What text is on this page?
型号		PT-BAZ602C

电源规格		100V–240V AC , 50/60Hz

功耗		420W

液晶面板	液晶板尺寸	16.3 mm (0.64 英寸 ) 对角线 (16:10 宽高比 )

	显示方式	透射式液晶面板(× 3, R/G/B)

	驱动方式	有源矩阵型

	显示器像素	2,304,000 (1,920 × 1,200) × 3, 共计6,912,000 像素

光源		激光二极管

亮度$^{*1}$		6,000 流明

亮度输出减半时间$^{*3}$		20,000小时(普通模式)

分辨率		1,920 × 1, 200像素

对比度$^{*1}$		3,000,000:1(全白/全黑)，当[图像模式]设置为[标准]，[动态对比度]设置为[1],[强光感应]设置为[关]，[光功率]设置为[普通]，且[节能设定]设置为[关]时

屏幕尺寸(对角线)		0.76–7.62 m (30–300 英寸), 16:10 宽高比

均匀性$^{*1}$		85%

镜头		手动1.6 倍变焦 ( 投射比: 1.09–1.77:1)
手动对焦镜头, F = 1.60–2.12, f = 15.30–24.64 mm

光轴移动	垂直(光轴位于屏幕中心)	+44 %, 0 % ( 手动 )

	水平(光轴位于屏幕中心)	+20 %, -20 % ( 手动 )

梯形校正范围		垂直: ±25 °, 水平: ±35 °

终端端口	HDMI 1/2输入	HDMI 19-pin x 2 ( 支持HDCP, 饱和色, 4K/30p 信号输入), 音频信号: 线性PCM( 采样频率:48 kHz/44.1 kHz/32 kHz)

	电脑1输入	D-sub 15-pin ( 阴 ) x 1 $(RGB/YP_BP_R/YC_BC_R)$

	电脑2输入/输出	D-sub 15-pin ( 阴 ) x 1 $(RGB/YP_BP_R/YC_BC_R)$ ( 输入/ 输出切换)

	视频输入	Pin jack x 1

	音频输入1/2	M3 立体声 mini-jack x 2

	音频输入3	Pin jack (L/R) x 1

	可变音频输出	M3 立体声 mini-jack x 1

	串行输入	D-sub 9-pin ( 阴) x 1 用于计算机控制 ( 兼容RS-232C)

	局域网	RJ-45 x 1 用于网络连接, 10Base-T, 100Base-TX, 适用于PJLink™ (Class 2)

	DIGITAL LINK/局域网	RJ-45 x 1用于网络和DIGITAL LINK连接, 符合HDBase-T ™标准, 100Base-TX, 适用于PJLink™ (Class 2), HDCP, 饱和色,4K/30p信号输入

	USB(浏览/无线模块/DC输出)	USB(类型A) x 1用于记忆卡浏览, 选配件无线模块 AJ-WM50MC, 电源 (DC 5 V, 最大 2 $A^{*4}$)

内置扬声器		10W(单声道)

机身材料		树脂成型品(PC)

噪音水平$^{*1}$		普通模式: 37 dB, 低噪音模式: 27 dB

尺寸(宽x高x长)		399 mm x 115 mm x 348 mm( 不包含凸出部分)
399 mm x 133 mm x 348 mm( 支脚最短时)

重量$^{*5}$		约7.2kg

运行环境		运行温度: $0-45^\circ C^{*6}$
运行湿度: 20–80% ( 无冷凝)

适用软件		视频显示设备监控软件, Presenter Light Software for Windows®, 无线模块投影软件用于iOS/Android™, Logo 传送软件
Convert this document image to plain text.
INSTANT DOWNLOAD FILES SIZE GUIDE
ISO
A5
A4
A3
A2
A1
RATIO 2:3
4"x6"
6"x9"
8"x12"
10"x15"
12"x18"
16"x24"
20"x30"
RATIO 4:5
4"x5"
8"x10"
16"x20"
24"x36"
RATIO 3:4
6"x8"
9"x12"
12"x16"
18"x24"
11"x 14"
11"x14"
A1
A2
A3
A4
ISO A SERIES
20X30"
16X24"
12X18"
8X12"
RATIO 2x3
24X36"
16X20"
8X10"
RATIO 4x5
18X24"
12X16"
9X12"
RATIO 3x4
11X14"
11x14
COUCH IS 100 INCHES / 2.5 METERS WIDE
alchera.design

════════

### BRIEF
All of the lines above need to be given again exactly.

### FINISHED TASK
What text is on this page?
型号		PT-BAZ602C

电源规格		100V–240V AC , 50/60Hz

功耗		420W

液晶面板	液晶板尺寸	16.3 mm (0.64 英寸 ) 对角线 (16:10 宽高比 )

	显示方式	透射式液晶面板(× 3, R/G/B)

	驱动方式	有源矩阵型

	显示器像素	2,304,000 (1,920 × 1,200) × 3, 共计6,912,000 像素

光源		激光二极管

亮度$^{*1}$		6,000 流明

亮度输出减半时间$^{*3}$		20,000小时(普通模式)

分辨率		1,920 × 1, 200像素

对比度$^{*1}$		3,000,000:1(全白/全黑)，当[图像模式]设置为[标准]，[动态对比度]设置为[1],[强光感应]设置为[关]，[光功率]设置为[普通]，且[节能设定]设置为[关]时

屏幕尺寸(对角线)		0.76–7.62 m (30–300 英寸), 16:10 宽高比

均匀性$^{*1}$		85%

镜头		手动1.6 倍变焦 ( 投射比: 1.09–1.77:1)
手动对焦镜头, F = 1.60–2.12, f = 15.30–24.64 mm

光轴移动	垂直(光轴位于屏幕中心)	+44 %, 0 % ( 手动 )

	水平(光轴位于屏幕中心)	+20 %, -20 % ( 手动 )

梯形校正范围		垂直: ±25 °, 水平: ±35 °

终端端口	HDMI 1/2输入	HDMI 19-pin x 2 ( 支持HDCP, 饱和色, 4K/30p 信号输入), 音频信号: 线性PCM( 采样频率:48 kHz/44.1 kHz/32 kHz)

	电脑1输入	D-sub 15-pin ( 阴 ) x 1 $(RGB/YP_BP_R/YC_BC_R)$

	电脑2输入/输出	D-sub 15-pin ( 阴 ) x 1 $(RGB/YP_BP_R/YC_BC_R)$ ( 输入/ 输出切换)

	视频输入	Pin jack x 1

	音频输入1/2	M3 立体声 mini-jack x 2

	音频输入3	Pin jack (L/R) x 1

	可变音频输出	M3 立体声 mini-jack x 1

	串行输入	D-sub 9-pin ( 阴) x 1 用于计算机控制 ( 兼容RS-232C)

	局域网	RJ-45 x 1 用于网络连接, 10Base-T, 100Base-TX, 适用于PJLink™ (Class 2)

	DIGITAL LINK/局域网	RJ-45 x 1用于网络和DIGITAL LINK连接, 符合HDBase-T ™标准, 100Base-TX, 适用于PJLink™ (Class 2), HDCP, 饱和色,4K/30p信号输入

	USB(浏览/无线模块/DC输出)	USB(类型A) x 1用于记忆卡浏览, 选配件无线模块 AJ-WM50MC, 电源 (DC 5 V, 最大 2 $A^{*4}$)

内置扬声器		10W(单声道)

机身材料		树脂成型品(PC)

噪音水平$^{*1}$		普通模式: 37 dB, 低噪音模式: 27 dB

尺寸(宽x高x长)		399 mm x 115 mm x 348 mm( 不包含凸出部分)
399 mm x 133 mm x 348 mm( 支脚最短时)

重量$^{*5}$		约7.2kg

运行环境		运行温度: $0-45^\circ C^{*6}$
运行湿度: 20–80% ( 无冷凝)

适用软件		视频显示设备监控软件, Presenter Light Software for Windows®, 无线模块投影软件用于iOS/Android™, Logo 传送软件
Convert this document image to plain text.
INSTANT DOWNLOAD FILES SIZE GUIDE
ISO
A5
A4
A3
A2
A1
RATIO 2:3
4"x6"
6"x9"
8"x12"
10"x15"
12"x18"
16"x24"
20"x30"
RATIO 4:5
4"x5"
8"x10"
16"x20"
24"x36"
RATIO 3:4
6"x8"
9"x12"
12"x16"
18"x24"
11"x 14"
11"x14"
A1
A2
A3
A4
ISO A SERIES
20X30"
16X24"
12X18"
8X12"
RATIO 2x3
24X36"
16X20"
8X10"
RATIO 4x5
18X24"
12X16"
9X12"
RATIO 3x4
11X14"
11x14
COUCH IS 100 INCHES / 2.5 METERS WIDE
alchera.design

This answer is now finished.